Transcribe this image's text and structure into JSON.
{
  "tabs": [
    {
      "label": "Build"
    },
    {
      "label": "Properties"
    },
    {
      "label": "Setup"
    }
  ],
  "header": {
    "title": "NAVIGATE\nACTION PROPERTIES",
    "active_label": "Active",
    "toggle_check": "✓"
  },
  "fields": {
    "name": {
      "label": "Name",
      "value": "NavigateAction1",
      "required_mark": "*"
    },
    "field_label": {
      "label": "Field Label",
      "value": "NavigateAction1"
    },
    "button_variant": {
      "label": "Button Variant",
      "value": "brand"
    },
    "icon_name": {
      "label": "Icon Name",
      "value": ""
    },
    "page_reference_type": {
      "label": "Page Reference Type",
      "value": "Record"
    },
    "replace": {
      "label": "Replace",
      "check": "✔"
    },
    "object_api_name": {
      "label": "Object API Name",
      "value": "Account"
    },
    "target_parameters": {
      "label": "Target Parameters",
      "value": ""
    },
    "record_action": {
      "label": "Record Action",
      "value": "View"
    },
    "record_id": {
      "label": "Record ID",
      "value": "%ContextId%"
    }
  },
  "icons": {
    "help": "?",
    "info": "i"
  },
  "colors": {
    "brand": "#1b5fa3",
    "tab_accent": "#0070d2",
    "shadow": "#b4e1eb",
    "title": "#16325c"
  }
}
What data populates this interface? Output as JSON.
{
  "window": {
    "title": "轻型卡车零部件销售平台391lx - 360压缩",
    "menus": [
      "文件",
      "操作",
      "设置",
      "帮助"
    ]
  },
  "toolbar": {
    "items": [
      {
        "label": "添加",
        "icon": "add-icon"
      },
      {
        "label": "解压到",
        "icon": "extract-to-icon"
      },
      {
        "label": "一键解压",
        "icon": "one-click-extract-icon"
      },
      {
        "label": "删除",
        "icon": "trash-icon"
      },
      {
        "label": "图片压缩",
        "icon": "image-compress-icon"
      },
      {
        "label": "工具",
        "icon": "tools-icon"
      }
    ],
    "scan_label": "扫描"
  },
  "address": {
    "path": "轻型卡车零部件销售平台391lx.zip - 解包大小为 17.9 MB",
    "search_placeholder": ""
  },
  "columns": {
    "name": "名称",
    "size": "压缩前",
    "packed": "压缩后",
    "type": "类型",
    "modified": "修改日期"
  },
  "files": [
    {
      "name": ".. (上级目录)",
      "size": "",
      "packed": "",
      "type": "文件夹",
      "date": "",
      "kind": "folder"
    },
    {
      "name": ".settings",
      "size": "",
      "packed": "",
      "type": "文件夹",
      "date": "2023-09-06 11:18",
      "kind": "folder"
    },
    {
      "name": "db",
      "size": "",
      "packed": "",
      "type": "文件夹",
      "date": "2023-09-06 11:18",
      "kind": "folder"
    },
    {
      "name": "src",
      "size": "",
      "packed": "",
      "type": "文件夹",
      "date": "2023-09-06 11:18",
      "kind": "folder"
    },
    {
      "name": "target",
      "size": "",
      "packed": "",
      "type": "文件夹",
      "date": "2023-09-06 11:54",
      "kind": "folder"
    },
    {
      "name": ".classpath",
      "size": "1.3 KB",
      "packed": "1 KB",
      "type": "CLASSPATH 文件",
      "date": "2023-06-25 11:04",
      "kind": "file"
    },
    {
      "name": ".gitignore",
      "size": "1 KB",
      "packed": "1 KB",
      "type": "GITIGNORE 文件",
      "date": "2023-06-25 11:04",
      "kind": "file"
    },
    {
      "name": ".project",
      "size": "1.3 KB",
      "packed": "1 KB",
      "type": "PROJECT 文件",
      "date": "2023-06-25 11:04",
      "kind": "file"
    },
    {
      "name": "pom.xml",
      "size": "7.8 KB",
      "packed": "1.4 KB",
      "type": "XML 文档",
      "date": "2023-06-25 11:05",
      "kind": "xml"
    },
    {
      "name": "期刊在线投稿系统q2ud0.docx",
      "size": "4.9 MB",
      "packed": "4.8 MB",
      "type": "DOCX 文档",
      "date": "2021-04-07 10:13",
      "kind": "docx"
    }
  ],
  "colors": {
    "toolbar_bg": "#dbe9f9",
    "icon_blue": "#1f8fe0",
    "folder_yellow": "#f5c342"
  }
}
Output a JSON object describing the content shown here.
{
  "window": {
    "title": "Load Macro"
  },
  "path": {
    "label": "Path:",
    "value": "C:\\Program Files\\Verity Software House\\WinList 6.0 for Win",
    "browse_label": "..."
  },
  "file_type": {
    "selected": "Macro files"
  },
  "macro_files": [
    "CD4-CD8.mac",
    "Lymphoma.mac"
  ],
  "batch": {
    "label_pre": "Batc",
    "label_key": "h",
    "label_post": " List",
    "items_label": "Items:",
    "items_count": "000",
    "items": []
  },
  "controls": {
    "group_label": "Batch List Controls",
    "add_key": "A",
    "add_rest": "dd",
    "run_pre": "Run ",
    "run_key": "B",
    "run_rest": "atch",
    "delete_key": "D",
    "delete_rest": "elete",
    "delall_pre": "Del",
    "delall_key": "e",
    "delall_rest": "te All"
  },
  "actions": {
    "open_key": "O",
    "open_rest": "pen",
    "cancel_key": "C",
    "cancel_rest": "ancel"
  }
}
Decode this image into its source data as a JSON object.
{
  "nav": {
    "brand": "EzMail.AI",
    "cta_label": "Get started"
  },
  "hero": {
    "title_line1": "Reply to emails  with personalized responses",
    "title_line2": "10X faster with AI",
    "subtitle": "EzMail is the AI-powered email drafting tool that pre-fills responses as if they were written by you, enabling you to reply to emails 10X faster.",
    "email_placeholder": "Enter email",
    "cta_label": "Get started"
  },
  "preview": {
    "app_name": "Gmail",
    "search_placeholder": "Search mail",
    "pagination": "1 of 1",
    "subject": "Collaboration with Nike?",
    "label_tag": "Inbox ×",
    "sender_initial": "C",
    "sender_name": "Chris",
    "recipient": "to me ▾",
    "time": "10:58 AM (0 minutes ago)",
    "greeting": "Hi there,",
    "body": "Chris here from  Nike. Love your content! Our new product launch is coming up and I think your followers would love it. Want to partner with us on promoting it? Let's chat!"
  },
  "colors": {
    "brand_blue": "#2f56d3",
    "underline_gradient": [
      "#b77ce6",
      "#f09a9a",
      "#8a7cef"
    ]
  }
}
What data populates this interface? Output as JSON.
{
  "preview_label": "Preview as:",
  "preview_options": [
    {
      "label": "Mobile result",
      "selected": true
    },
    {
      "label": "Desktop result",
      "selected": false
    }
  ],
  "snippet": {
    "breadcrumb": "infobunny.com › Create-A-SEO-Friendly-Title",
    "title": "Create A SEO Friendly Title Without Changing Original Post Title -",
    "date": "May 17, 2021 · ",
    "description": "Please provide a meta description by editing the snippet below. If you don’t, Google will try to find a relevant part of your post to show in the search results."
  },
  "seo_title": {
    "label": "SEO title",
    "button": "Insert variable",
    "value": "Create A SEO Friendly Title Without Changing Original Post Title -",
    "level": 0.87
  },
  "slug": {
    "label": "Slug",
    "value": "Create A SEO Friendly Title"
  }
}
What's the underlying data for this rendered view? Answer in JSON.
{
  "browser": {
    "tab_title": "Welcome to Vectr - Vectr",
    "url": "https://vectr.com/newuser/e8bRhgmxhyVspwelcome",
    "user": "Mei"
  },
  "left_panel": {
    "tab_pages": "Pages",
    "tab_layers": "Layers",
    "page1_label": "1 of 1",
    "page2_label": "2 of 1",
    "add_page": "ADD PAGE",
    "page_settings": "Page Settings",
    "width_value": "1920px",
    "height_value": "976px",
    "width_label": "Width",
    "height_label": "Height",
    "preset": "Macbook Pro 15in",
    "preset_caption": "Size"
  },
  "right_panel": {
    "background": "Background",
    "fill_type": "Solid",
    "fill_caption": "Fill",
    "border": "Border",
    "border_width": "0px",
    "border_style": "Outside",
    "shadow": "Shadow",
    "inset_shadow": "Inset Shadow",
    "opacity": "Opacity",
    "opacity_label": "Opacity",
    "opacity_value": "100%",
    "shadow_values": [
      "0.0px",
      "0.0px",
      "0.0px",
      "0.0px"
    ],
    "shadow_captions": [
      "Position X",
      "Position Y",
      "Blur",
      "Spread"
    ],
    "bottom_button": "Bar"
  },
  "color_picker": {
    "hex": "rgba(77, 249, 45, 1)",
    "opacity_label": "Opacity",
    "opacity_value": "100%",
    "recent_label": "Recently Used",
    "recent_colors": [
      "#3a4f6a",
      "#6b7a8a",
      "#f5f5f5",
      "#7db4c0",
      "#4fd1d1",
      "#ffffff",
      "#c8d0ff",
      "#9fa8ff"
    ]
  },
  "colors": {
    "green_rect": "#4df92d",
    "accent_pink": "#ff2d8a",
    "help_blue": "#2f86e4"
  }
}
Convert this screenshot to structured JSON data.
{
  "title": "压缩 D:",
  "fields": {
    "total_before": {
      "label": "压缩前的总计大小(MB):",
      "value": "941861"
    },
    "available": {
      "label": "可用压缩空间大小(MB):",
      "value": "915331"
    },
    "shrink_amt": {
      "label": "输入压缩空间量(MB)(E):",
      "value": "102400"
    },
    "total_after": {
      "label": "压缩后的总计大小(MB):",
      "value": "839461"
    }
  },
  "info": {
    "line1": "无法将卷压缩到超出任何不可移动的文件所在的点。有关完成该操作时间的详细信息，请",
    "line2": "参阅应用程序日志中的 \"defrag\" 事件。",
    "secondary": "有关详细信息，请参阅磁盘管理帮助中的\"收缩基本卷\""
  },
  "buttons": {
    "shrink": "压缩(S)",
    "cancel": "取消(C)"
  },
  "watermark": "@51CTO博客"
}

(WHAT YOU SHOULD DO): Copy every line in the records above that contains the word "Changing".

(ANSWER TO THE TASK):
    "title": "Create A SEO Friendly Title Without Changing Original Post Title -",
    "value": "Create A SEO Friendly Title Without Changing Original Post Title -",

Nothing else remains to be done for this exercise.